Set down each record below precisely, skipping the pictures.
-- BEGIN PROVIDED MATERIAL --
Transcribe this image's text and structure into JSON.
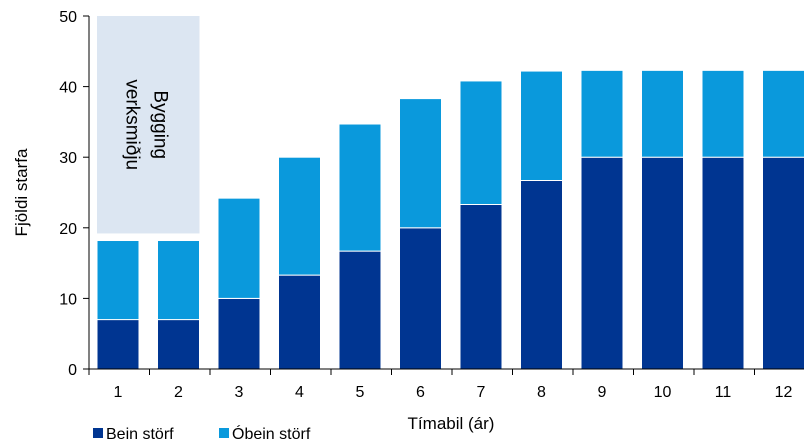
{
  "chart_data": {
    "type": "bar",
    "stacked": true,
    "title": "",
    "xlabel": "Tímabil (ár)",
    "ylabel": "Fjöldi starfa",
    "ylim": [
      0,
      50
    ],
    "yticks": [
      0,
      10,
      20,
      30,
      40,
      50
    ],
    "categories": [
      "1",
      "2",
      "3",
      "4",
      "5",
      "6",
      "7",
      "8",
      "9",
      "10",
      "11",
      "12"
    ],
    "series": [
      {
        "name": "Bein störf",
        "color": "#003591",
        "values": [
          7,
          7,
          10,
          13.3,
          16.7,
          20,
          23.3,
          26.7,
          30,
          30,
          30,
          30
        ]
      },
      {
        "name": "Óbein störf",
        "color": "#0a99dc",
        "values": [
          11.2,
          11.2,
          14.2,
          16.7,
          18,
          18.3,
          17.5,
          15.5,
          12.3,
          12.3,
          12.3,
          12.3
        ]
      }
    ],
    "annotation": {
      "lines": [
        "Bygging",
        "verksmiðju"
      ],
      "color": "#dce6f2",
      "covers_categories": [
        "1",
        "2"
      ],
      "range": [
        19.2,
        50
      ]
    },
    "legend_position": "bottom-left",
    "grid": false
  }
}
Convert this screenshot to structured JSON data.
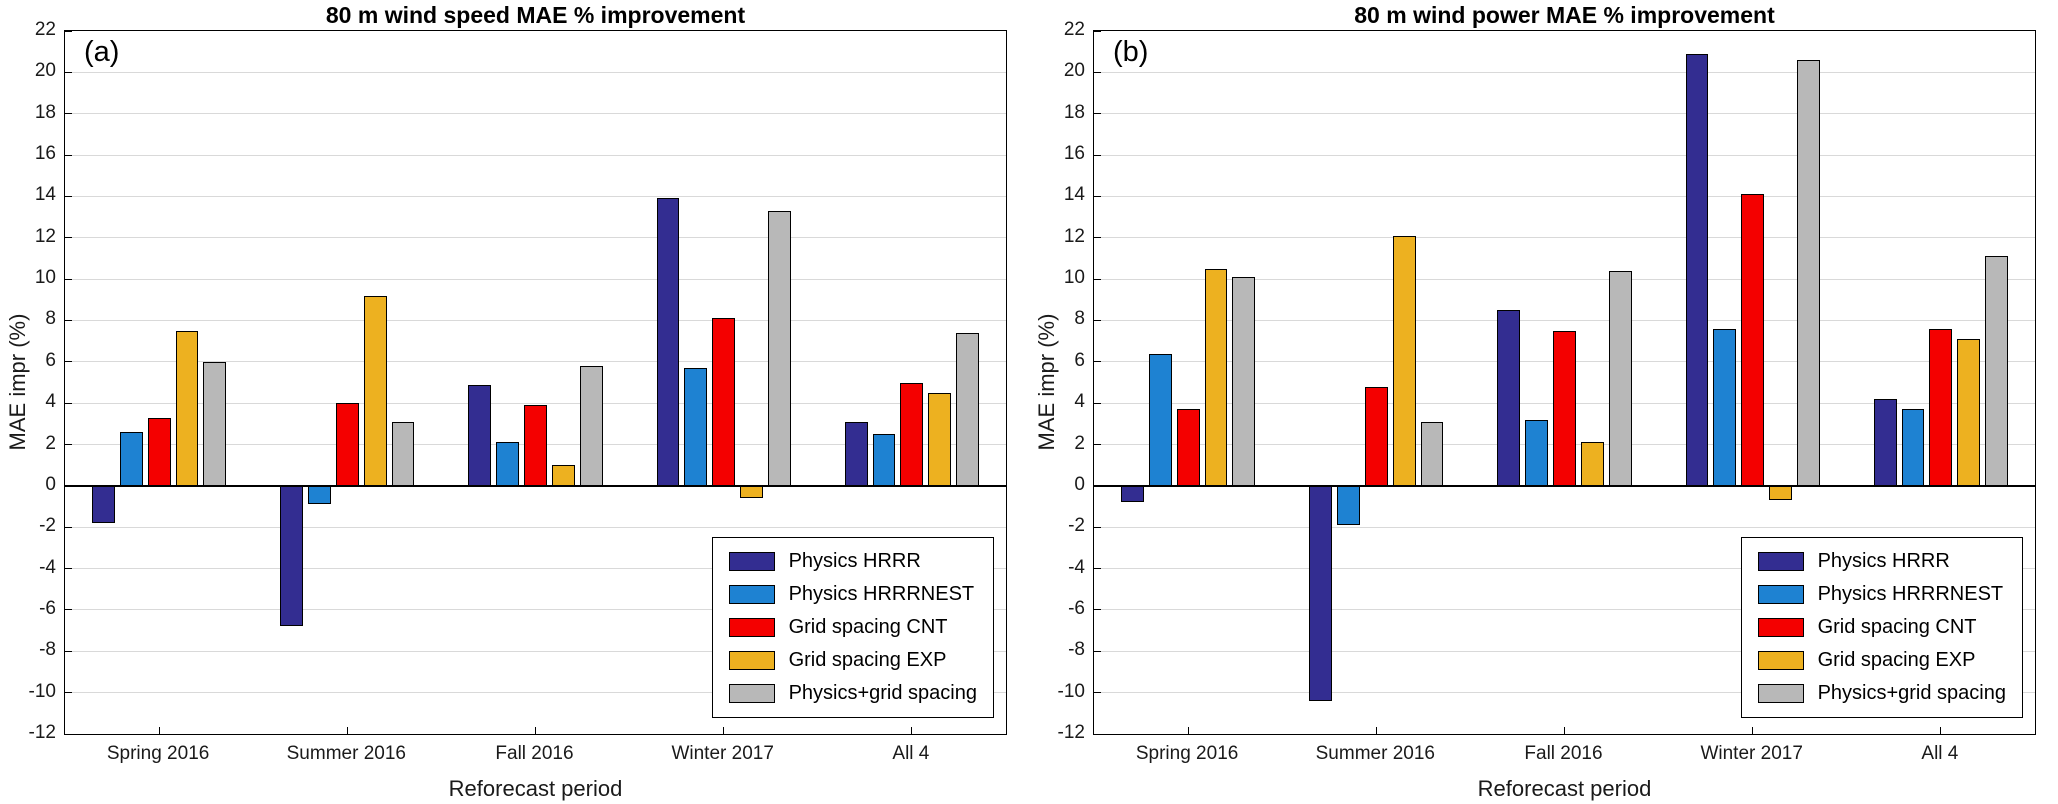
{
  "figure": {
    "background": "#ffffff",
    "gridline_color": "#d9d9d9",
    "axis_color": "#000000",
    "bar_border_color": "#000000"
  },
  "chart_data": [
    {
      "type": "bar",
      "panel_label": "(a)",
      "title": "80 m wind speed MAE % improvement",
      "xlabel": "Reforecast period",
      "ylabel": "MAE impr (%)",
      "ylim": [
        -12,
        22
      ],
      "ytick_step": 2,
      "grid": true,
      "legend_position": "lower right",
      "categories": [
        "Spring 2016",
        "Summer 2016",
        "Fall 2016",
        "Winter 2017",
        "All 4"
      ],
      "series": [
        {
          "name": "Physics HRRR",
          "color": "#332d91",
          "values": [
            -1.8,
            -6.8,
            4.9,
            13.9,
            3.1
          ]
        },
        {
          "name": "Physics HRRRNEST",
          "color": "#1e82d2",
          "values": [
            2.6,
            -0.9,
            2.1,
            5.7,
            2.5
          ]
        },
        {
          "name": "Grid spacing CNT",
          "color": "#f40000",
          "values": [
            3.3,
            4.0,
            3.9,
            8.1,
            5.0
          ]
        },
        {
          "name": "Grid spacing EXP",
          "color": "#edb120",
          "values": [
            7.5,
            9.2,
            1.0,
            -0.6,
            4.5
          ]
        },
        {
          "name": "Physics+grid spacing",
          "color": "#b8b8b8",
          "values": [
            6.0,
            3.1,
            5.8,
            13.3,
            7.4
          ]
        }
      ]
    },
    {
      "type": "bar",
      "panel_label": "(b)",
      "title": "80 m wind power MAE % improvement",
      "xlabel": "Reforecast period",
      "ylabel": "MAE impr (%)",
      "ylim": [
        -12,
        22
      ],
      "ytick_step": 2,
      "grid": true,
      "legend_position": "lower right",
      "categories": [
        "Spring 2016",
        "Summer 2016",
        "Fall 2016",
        "Winter 2017",
        "All 4"
      ],
      "series": [
        {
          "name": "Physics HRRR",
          "color": "#332d91",
          "values": [
            -0.8,
            -10.4,
            8.5,
            20.9,
            4.2
          ]
        },
        {
          "name": "Physics HRRRNEST",
          "color": "#1e82d2",
          "values": [
            6.4,
            -1.9,
            3.2,
            7.6,
            3.7
          ]
        },
        {
          "name": "Grid spacing CNT",
          "color": "#f40000",
          "values": [
            3.7,
            4.8,
            7.5,
            14.1,
            7.6
          ]
        },
        {
          "name": "Grid spacing EXP",
          "color": "#edb120",
          "values": [
            10.5,
            12.1,
            2.1,
            -0.7,
            7.1
          ]
        },
        {
          "name": "Physics+grid spacing",
          "color": "#b8b8b8",
          "values": [
            10.1,
            3.1,
            10.4,
            20.6,
            11.1
          ]
        }
      ]
    }
  ]
}
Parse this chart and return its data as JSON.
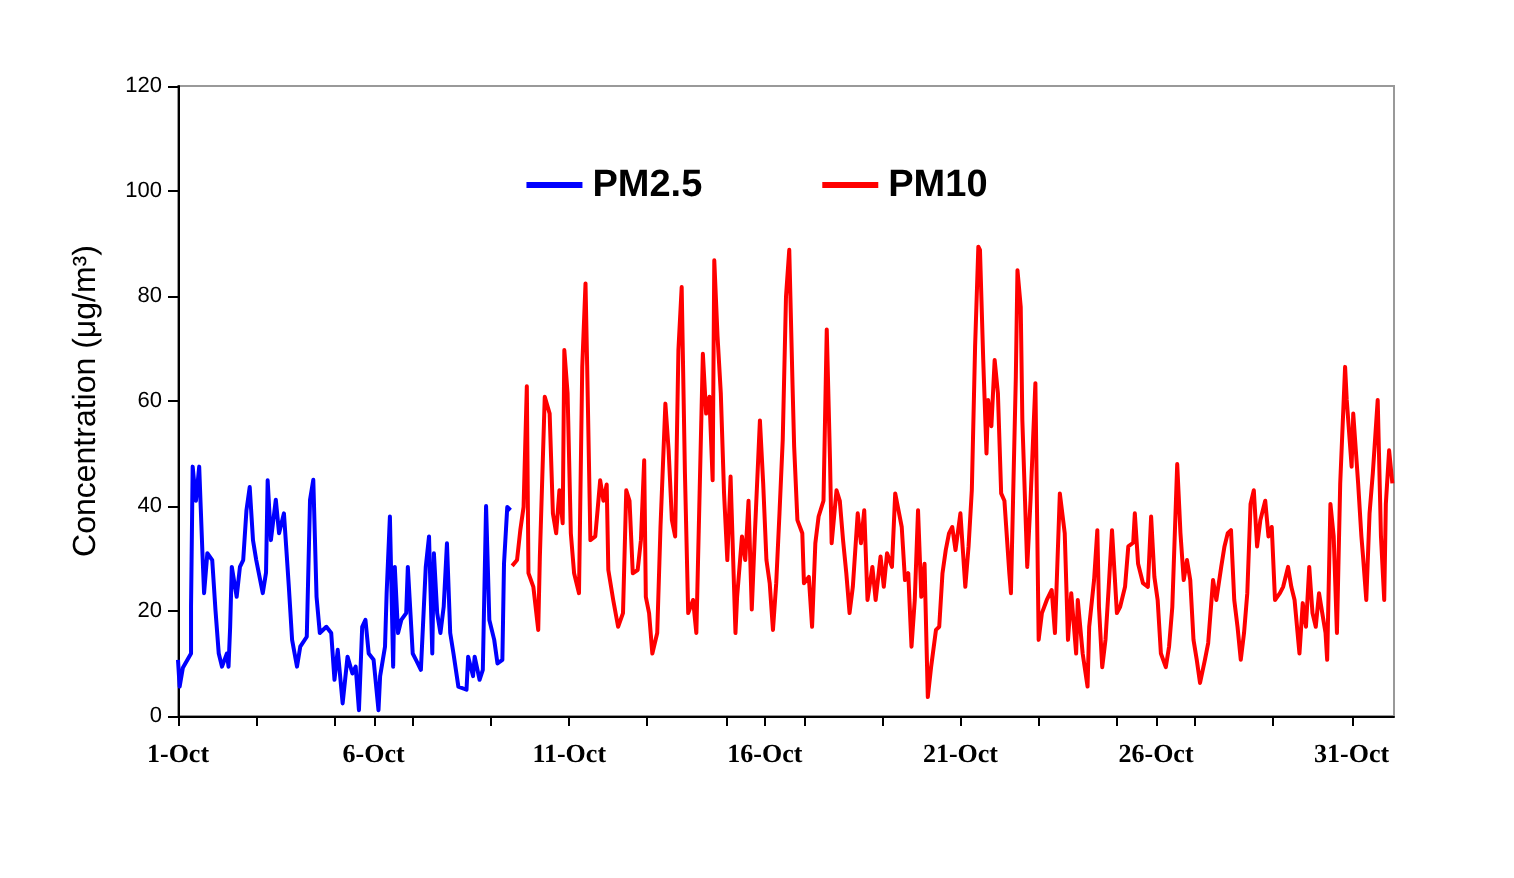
-- END PROVIDED MATERIAL --
▸ **SOLUTION FOR THIS TASK**
Transcribe this image's text and structure into JSON.
{
  "chart_data": {
    "type": "bar",
    "stacked": true,
    "title": "",
    "xlabel": "Tímabil (ár)",
    "ylabel": "Fjöldi starfa",
    "ylim": [
      0,
      50
    ],
    "yticks": [
      0,
      10,
      20,
      30,
      40,
      50
    ],
    "categories": [
      "1",
      "2",
      "3",
      "4",
      "5",
      "6",
      "7",
      "8",
      "9",
      "10",
      "11",
      "12"
    ],
    "series": [
      {
        "name": "Bein störf",
        "color": "#003591",
        "values": [
          7,
          7,
          10,
          13.3,
          16.7,
          20,
          23.3,
          26.7,
          30,
          30,
          30,
          30
        ]
      },
      {
        "name": "Óbein störf",
        "color": "#0a99dc",
        "values": [
          11.2,
          11.2,
          14.2,
          16.7,
          18,
          18.3,
          17.5,
          15.5,
          12.3,
          12.3,
          12.3,
          12.3
        ]
      }
    ],
    "annotation": {
      "lines": [
        "Bygging",
        "verksmiðju"
      ],
      "color": "#dce6f2",
      "covers_categories": [
        "1",
        "2"
      ],
      "range": [
        19.2,
        50
      ]
    },
    "legend_position": "bottom-left",
    "grid": false
  }
}
Convert this screenshot to structured JSON data.
{
  "figure": {
    "background": "#ffffff",
    "gridline_color": "#d9d9d9",
    "axis_color": "#000000",
    "bar_border_color": "#000000"
  },
  "chart_data": [
    {
      "type": "bar",
      "panel_label": "(a)",
      "title": "80 m wind speed MAE % improvement",
      "xlabel": "Reforecast period",
      "ylabel": "MAE impr (%)",
      "ylim": [
        -12,
        22
      ],
      "ytick_step": 2,
      "grid": true,
      "legend_position": "lower right",
      "categories": [
        "Spring 2016",
        "Summer 2016",
        "Fall 2016",
        "Winter 2017",
        "All 4"
      ],
      "series": [
        {
          "name": "Physics HRRR",
          "color": "#332d91",
          "values": [
            -1.8,
            -6.8,
            4.9,
            13.9,
            3.1
          ]
        },
        {
          "name": "Physics HRRRNEST",
          "color": "#1e82d2",
          "values": [
            2.6,
            -0.9,
            2.1,
            5.7,
            2.5
          ]
        },
        {
          "name": "Grid spacing CNT",
          "color": "#f40000",
          "values": [
            3.3,
            4.0,
            3.9,
            8.1,
            5.0
          ]
        },
        {
          "name": "Grid spacing EXP",
          "color": "#edb120",
          "values": [
            7.5,
            9.2,
            1.0,
            -0.6,
            4.5
          ]
        },
        {
          "name": "Physics+grid spacing",
          "color": "#b8b8b8",
          "values": [
            6.0,
            3.1,
            5.8,
            13.3,
            7.4
          ]
        }
      ]
    },
    {
      "type": "bar",
      "panel_label": "(b)",
      "title": "80 m wind power MAE % improvement",
      "xlabel": "Reforecast period",
      "ylabel": "MAE impr (%)",
      "ylim": [
        -12,
        22
      ],
      "ytick_step": 2,
      "grid": true,
      "legend_position": "lower right",
      "categories": [
        "Spring 2016",
        "Summer 2016",
        "Fall 2016",
        "Winter 2017",
        "All 4"
      ],
      "series": [
        {
          "name": "Physics HRRR",
          "color": "#332d91",
          "values": [
            -0.8,
            -10.4,
            8.5,
            20.9,
            4.2
          ]
        },
        {
          "name": "Physics HRRRNEST",
          "color": "#1e82d2",
          "values": [
            6.4,
            -1.9,
            3.2,
            7.6,
            3.7
          ]
        },
        {
          "name": "Grid spacing CNT",
          "color": "#f40000",
          "values": [
            3.7,
            4.8,
            7.5,
            14.1,
            7.6
          ]
        },
        {
          "name": "Grid spacing EXP",
          "color": "#edb120",
          "values": [
            10.5,
            12.1,
            2.1,
            -0.7,
            7.1
          ]
        },
        {
          "name": "Physics+grid spacing",
          "color": "#b8b8b8",
          "values": [
            10.1,
            3.1,
            10.4,
            20.6,
            11.1
          ]
        }
      ]
    }
  ]
}
Parse this chart and return its data as JSON.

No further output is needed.